Selected text:

○ ○ ○

In addition, the judge must consider child abuse when determining custody. If the child was the subject of an indicated or founded report of child abuse, the judge must consider whether a party or a member of the party’s household has been identified as the perpetrator and the date and circumstances of the child abuse. The judge must also consider whether or not the person seeking custody or a member of his/her household was ever provided services by Child Protective Services and the circumstances surrounding those services.4
1 23 Pa.C.S. § 5328(a)(2)
2 23 Pa.C.S. § 5329(a)
3 23 Pa.C.S. § 5329(b)
4 23 Pa.C.S. § 5329.1(a), (1)(b)
If my child was conceived from sexual assault, can the offender get custody or visitation?
If a person is convicted of any of the following sexual offenses that resulted in the child being conceived, the judge cannot give that offender-parent any type of custody:
The only exception to this is if all of the following are true:
- the other parent of the child asks that the offender-parent be given some form of custody;
- the child is of suitable age and consents to the custody order; and
- the judge determines that custody would be in the best interest of the child.2
In addition, if you are the mother of a child conceived as a result of rape or incest, you have the option of filing a termination of parental rights petition against the offender-father.3
1 23 Pa.C.S.A. § 5329(b.1)(1)
2 23 Pa.C.S.A. § 5329(b.1)(2)
3 23 Pa.C.S.A. §§ 2511(a)(7) ; 2512(a)(1)
Can I file for custody while I am still living with the other parent?
Yes. If you and the other parent are living “separate and apart” from each other while still in the same residence, you can file for custody but the order will not be effective until one parent physically leaves the home or a judge awards one of you “exclusive possession” of the home.1
1 23 Pa.C.S.A. § 5323(h)
I am the child's grandparent or great-grandparent. Can I get custody or visitation?
Anyone (including grandparents or great-grandparents) can file for any form of custody of the child if they meet the requirements in Who is entitled to seek custody?
In addition, grandparents and great-grandparents can file for visitation (known as partial physical custody or supervised physical custody)1 under one of the following conditions:
- If a child’s parent has died, a parent or grandparent of the deceased parent can file.
- If the child:
- lived with the grandparent or great-grandparent for a period of at least 12 months in a row (not counting any brief temporary absences of the child from the home); and
- was removed from the grandparent’s home by the parent(s). Note: In this case, the custody petition must be filed within six months after the child is removed from the grandparent’s home.
- If the relationship between the grandparent or great-grandparent and the child began with the consent of one of the parents or because of a court order, and now the parents of the child:
- began a custody proceeding in court; and
- do not agree as to whether the grandparents or great-grandparents should have custody.2
In ordering visitation (partial or supervised physical custody), the judge should consider the following:
- the amount of personal contact between the child and the grandparent/great-grandparent before s/he filed the custody petition (but this doesn’t apply to the situation described in #3 above);
- whether the partial or supervised custody would interfere with any parent-child relationship; and
- whether it is in the best interest of the child.3
1 23 Pa.C.S.A. § 5322(b)
2 23 Pa.C.S.A. § 5325
3 23 Pa.C.S.A. § 5328(c)

○ ○ ○

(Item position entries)

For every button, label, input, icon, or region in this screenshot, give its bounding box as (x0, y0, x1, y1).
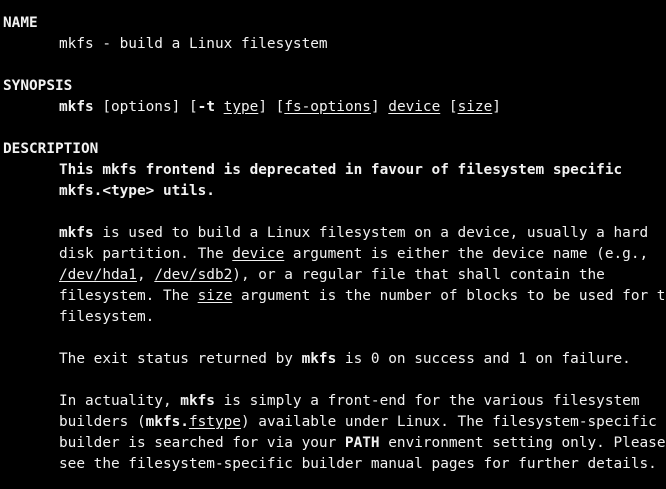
text-run: environment setting only. Please (379, 435, 666, 451)
deprecation-notice-line-2: mkfs.<type> utils. (59, 183, 215, 199)
synopsis-fs-options: fs-options (284, 99, 371, 115)
synopsis-sep: [ (440, 99, 458, 115)
description-p3-line-1: In actuality, mkfs is simply a front-end… (3, 391, 666, 412)
description-p1-line-5: filesystem. (59, 309, 155, 325)
description-p1-line-1: mkfs is used to build a Linux filesystem… (3, 223, 666, 244)
description-p3-line-2: builders (mkfs.fstype) available under L… (3, 412, 666, 433)
section-heading-synopsis: SYNOPSIS (3, 78, 73, 94)
deprecation-notice-line-1: This mkfs frontend is deprecated in favo… (59, 162, 623, 178)
argument-size: size (197, 288, 233, 304)
synopsis-space (215, 99, 224, 115)
text-run: is 0 on success and 1 on failure. (336, 351, 631, 367)
synopsis-options: [options] (102, 99, 181, 115)
synopsis-sep: ] [ (258, 99, 285, 115)
text-run: argument is the number of blocks to be u… (232, 288, 666, 304)
text-run: builders ( (59, 414, 146, 430)
command-prefix: mkfs. (145, 414, 189, 430)
synopsis-type: type (223, 99, 259, 115)
name-description: mkfs - build a Linux filesystem (59, 36, 328, 52)
synopsis-device: device (388, 99, 441, 115)
argument-fstype: fstype (188, 414, 241, 430)
text-run: The exit status returned by (59, 351, 302, 367)
synopsis-line: mkfs [options] [-t type] [fs-options] de… (3, 97, 666, 118)
synopsis-space (180, 99, 189, 115)
argument-device: device (232, 246, 285, 262)
text-run: is simply a front-end for the various fi… (214, 393, 640, 409)
text-run: disk partition. The (59, 246, 233, 262)
description-p3-line-3: builder is searched for via your PATH en… (3, 433, 666, 454)
section-heading-description: DESCRIPTION (3, 141, 99, 157)
synopsis-t-flag: -t (197, 99, 215, 115)
man-page-terminal: NAME mkfs - build a Linux filesystem SYN… (0, 0, 666, 489)
synopsis-size: size (457, 99, 493, 115)
text-run: builder is searched for via your (59, 435, 345, 451)
text-run: filesystem. The (59, 288, 198, 304)
synopsis-command: mkfs (59, 99, 94, 115)
text-run: argument is either the device name (e.g.… (284, 246, 649, 262)
synopsis-sep: ] (370, 99, 389, 115)
section-heading-name: NAME (3, 15, 38, 31)
text-run: In actuality, (59, 393, 181, 409)
description-p2-line-1: The exit status returned by mkfs is 0 on… (3, 349, 666, 370)
text-run: is used to build a Linux filesystem on a… (93, 225, 649, 241)
command-name: mkfs (59, 225, 94, 241)
command-name: mkfs (301, 351, 337, 367)
command-name: mkfs (180, 393, 215, 409)
text-run: ) available under Linux. The filesystem-… (240, 414, 657, 430)
path-dev-sdb2: /dev/sdb2 (154, 267, 233, 283)
description-p1-line-3: /dev/hda1, /dev/sdb2), or a regular file… (3, 265, 666, 286)
description-p3-line-4: see the filesystem-specific builder manu… (59, 456, 657, 472)
text-run: ), or a regular file that shall contain … (232, 267, 605, 283)
env-var-path: PATH (344, 435, 380, 451)
description-p1-line-4: filesystem. The size argument is the num… (3, 286, 666, 307)
synopsis-t-open: [-t (188, 99, 215, 115)
description-p1-line-2: disk partition. The device argument is e… (3, 244, 666, 265)
path-dev-hda1: /dev/hda1 (59, 267, 137, 283)
text-run: , (136, 267, 155, 283)
synopsis-sep: ] (492, 99, 501, 115)
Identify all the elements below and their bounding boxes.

○ ○ ○

Required tasks:
1: Rename "text-run" to "text-span" in the records, starting at the line containing "text-run: environment setting" and ending at the line containing "synopsis-sep: [ (440, 99, 458, 115)". Return only those lines, otherwise unchanged.
2: Carry the text on Pennsylvania child custody law forward from its last line.

Task-by-task outputs:
1:
text-span: environment setting only. Please (379, 435, 666, 451)
deprecation-notice-line-2: mkfs.<type> utils. (59, 183, 215, 199)
synopsis-fs-options: fs-options (284, 99, 371, 115)
synopsis-sep: [ (440, 99, 458, 115)

2:
How the custody process works
In which state do I file for custody?
You can file for custody in Pennsylvania if your child has lived in Pennsylvania for the last six months in a row. (Temporarily leaving the state, such as going on vacation, does not change anything.)1
There are certain exceptions to this rule. You may be able to file in Pennsylvania even if your child has not lived in Pennsylvania for the last six months if:
- Your child is less than six months old and has lived in Pennsylvania since birth1;
- Your child is in Pennsylvania and it is necessary in an emergency to protect the child because you, your child, or the child’s sibling are subjected to or threatened with abuse;2 or
- Your child lived in Pennsylvania for at least six months but:
- Moved away from Pennsylvania, although you must still be living there; and
- S/he has not lived in any other state for 6 months in a row since leaving Pennsylvania.3
If you already have a custody order from another state and you want to change it, you will likely have to file a petition to change (modify) that order in the state where it was originally issued.4
If you’ve recently moved to or fled to Pennsylvania, a domestic violence organization or legal services agency in your area might be able to help. For a list of resources, please see our PA Places that Help page. You can also write to us to Ask A Question for more information.
1 23 Pa.C.S.A. § 5402
2 23 Pa.C.S.A. § 5424(a)
3 23 Pa.C.S.A § 5421(a)
4 23 Pa.C.S.A. § 5423
How will a judge make a decision about custody?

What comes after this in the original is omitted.